Please convert the records, from the first line through the line containing "table-row[interactable]: 3 500", into a Markdown table with the columns Row and Text, skipping blank lines.

::::::

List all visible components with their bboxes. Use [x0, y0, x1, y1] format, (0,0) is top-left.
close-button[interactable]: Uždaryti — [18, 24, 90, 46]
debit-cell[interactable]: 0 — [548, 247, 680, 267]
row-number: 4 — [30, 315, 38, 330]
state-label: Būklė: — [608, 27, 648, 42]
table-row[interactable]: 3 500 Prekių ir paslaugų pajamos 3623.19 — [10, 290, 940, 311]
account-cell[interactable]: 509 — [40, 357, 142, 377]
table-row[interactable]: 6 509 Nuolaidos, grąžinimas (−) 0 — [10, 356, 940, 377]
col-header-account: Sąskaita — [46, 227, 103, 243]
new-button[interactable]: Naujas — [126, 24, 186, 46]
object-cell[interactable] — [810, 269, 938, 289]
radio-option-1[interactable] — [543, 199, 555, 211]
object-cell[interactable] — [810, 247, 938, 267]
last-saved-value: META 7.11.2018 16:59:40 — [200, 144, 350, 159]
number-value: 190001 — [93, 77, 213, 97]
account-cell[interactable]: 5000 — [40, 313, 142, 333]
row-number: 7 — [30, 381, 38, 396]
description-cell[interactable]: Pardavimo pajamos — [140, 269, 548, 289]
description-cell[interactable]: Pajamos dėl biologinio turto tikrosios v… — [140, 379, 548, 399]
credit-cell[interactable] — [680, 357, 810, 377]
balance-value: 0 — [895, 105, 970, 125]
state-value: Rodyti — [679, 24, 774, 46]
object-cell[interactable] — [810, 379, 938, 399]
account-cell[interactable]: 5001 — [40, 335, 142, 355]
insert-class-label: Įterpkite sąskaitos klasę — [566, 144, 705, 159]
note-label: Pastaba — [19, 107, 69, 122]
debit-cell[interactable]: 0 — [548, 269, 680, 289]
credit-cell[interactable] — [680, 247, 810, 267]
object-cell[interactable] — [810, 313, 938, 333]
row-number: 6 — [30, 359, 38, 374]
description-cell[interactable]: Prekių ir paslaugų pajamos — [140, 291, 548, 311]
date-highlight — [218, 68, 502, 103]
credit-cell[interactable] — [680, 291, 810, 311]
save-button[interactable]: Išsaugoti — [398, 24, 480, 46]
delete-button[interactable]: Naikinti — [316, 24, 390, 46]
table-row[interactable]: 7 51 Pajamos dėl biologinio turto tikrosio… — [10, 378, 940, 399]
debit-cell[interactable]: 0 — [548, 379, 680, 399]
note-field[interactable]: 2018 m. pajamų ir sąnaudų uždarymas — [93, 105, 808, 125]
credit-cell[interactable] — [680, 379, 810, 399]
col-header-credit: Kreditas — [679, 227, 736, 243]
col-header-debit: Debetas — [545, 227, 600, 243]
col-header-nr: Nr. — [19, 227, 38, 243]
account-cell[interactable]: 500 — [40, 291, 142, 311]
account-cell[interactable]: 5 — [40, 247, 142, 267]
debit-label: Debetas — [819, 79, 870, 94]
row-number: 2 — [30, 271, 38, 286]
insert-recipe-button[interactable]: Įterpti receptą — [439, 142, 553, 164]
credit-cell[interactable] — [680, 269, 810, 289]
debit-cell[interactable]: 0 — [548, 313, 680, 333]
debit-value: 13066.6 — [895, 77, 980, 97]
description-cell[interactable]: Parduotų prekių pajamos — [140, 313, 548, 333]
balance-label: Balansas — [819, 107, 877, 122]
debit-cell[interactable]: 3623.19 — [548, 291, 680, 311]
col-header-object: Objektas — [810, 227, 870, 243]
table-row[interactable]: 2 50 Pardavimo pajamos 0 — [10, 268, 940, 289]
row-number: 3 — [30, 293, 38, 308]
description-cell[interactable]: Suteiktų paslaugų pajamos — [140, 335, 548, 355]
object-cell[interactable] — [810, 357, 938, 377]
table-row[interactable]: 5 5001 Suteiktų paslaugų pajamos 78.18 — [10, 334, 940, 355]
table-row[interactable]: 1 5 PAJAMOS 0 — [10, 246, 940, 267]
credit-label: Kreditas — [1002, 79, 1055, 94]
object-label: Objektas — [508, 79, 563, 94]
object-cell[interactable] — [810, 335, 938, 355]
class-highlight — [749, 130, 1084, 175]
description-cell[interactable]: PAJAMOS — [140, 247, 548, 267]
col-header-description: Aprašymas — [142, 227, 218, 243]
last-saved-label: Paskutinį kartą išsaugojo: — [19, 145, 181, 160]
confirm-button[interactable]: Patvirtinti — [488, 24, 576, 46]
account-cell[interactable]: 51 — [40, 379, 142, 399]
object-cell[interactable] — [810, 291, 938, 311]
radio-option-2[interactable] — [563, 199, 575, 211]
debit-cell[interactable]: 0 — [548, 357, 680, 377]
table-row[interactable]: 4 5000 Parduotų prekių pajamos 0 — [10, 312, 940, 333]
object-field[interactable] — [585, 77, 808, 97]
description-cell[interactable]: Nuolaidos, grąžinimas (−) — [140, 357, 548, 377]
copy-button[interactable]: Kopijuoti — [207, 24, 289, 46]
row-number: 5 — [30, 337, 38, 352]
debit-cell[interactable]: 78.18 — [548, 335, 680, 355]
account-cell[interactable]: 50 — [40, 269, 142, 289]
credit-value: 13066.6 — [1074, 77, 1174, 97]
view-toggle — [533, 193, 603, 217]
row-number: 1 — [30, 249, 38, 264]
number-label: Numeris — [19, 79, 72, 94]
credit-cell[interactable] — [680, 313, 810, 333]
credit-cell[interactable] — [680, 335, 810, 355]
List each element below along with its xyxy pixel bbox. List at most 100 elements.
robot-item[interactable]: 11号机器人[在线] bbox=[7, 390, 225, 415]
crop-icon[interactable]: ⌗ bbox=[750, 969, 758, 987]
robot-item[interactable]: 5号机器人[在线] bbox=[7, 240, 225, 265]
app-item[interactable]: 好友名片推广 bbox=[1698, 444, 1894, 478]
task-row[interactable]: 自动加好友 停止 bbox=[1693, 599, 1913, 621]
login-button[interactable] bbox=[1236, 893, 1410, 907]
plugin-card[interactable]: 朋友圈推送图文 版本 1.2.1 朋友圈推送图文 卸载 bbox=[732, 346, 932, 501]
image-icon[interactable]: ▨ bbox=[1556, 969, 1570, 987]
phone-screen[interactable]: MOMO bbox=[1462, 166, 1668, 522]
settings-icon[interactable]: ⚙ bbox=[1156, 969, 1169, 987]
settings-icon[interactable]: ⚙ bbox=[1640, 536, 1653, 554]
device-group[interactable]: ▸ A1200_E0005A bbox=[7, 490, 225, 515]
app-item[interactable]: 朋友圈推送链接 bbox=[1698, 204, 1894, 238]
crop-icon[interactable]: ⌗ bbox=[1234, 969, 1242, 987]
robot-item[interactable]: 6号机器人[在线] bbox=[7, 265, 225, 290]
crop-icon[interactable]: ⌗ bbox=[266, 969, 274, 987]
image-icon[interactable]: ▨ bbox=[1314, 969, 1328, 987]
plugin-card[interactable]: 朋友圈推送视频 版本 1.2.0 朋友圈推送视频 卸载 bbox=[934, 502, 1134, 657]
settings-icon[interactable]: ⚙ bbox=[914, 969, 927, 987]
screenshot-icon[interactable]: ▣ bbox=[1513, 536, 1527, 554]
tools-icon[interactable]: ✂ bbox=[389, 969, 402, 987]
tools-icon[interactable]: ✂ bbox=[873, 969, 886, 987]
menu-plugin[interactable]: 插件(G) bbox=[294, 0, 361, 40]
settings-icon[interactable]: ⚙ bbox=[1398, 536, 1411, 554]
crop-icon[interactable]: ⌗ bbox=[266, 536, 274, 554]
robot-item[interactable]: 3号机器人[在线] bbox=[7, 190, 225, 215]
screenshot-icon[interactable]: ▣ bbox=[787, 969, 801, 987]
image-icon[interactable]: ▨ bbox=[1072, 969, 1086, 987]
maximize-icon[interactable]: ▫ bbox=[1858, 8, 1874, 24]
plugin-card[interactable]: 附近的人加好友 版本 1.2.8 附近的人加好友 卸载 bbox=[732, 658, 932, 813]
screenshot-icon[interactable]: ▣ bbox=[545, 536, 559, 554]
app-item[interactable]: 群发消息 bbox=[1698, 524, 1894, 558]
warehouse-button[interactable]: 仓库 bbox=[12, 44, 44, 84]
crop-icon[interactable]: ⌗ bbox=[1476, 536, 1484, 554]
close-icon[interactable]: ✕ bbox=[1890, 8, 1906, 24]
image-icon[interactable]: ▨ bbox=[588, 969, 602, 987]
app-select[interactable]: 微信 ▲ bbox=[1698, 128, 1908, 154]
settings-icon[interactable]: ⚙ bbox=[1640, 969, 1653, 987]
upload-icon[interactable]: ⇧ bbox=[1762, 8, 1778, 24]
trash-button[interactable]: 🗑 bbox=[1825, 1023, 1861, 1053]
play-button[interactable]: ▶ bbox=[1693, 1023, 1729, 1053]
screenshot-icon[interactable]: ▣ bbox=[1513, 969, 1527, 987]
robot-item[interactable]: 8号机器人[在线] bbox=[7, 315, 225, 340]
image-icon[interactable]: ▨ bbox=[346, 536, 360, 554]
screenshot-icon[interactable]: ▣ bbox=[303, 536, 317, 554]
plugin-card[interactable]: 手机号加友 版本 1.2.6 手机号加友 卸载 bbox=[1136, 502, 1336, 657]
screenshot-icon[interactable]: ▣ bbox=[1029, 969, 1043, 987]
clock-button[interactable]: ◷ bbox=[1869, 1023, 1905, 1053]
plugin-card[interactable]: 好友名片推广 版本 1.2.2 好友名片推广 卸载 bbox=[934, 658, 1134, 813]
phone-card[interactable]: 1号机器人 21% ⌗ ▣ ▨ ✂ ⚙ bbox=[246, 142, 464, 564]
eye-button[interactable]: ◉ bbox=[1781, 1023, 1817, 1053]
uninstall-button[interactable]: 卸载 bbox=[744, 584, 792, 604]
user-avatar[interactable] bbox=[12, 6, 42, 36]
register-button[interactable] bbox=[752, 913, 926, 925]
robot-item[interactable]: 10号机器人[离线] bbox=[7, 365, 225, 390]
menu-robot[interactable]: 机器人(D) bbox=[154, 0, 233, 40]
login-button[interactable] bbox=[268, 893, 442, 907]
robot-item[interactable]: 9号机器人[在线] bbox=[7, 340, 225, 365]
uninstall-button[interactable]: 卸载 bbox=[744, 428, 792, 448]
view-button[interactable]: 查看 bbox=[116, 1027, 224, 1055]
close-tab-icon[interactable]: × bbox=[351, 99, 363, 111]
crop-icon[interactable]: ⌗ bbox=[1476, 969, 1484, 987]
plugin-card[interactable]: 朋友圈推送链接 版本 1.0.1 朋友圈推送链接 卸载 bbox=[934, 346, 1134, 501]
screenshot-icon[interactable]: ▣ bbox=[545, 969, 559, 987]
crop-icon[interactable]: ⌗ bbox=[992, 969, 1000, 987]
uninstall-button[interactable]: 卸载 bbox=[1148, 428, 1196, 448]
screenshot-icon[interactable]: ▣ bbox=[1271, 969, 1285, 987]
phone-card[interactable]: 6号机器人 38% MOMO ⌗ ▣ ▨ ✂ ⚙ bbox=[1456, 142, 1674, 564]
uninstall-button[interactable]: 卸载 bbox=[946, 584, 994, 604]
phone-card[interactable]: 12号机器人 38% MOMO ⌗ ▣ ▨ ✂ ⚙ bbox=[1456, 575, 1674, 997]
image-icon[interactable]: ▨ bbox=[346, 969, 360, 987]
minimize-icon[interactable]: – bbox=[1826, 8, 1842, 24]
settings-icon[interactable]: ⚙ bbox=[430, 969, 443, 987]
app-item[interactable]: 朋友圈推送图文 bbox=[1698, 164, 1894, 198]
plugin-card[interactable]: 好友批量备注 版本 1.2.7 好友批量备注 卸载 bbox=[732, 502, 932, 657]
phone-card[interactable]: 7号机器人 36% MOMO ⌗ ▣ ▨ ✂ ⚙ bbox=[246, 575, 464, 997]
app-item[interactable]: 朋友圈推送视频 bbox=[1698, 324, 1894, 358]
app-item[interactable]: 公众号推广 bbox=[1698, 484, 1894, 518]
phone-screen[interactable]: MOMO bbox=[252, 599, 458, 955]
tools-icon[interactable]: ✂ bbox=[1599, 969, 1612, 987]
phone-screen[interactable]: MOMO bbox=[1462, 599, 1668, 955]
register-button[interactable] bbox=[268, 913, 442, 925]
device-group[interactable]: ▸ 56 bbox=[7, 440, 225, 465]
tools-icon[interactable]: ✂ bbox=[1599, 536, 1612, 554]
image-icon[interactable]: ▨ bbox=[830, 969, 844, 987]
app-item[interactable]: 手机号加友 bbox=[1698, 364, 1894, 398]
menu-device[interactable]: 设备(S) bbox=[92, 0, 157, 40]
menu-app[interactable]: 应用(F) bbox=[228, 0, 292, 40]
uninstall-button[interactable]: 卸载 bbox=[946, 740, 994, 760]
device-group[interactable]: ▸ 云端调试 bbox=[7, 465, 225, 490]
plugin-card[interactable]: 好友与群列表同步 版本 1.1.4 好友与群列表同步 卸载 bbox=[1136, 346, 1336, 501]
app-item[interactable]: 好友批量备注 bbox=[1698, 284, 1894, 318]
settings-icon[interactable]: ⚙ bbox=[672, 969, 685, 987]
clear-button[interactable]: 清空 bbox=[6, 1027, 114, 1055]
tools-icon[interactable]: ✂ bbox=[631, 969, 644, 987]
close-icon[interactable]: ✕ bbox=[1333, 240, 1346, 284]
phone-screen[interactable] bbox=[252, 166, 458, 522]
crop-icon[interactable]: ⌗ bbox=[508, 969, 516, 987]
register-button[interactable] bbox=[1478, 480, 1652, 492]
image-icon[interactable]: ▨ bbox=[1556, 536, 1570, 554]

::::::

◆ **SOLUTION TO THIS EXERCISE**
| Row | Text |
|---|---|
| 1 | List all visible components with their bboxes. Use [x0, y0, x1, y1] format, (0,0) is top-left. |
| 2 | close-button[interactable]: Uždaryti — [18, 24, 90, 46] |
| 3 | debit-cell[interactable]: 0 — [548, 247, 680, 267] |
| 4 | row-number: 4 — [30, 315, 38, 330] |
| 5 | state-label: Būklė: — [608, 27, 648, 42] |
| 6 | table-row[interactable]: 3 500 Prekių ir paslaugų pajamos 3623.19 — [10, 290, 940, 311] |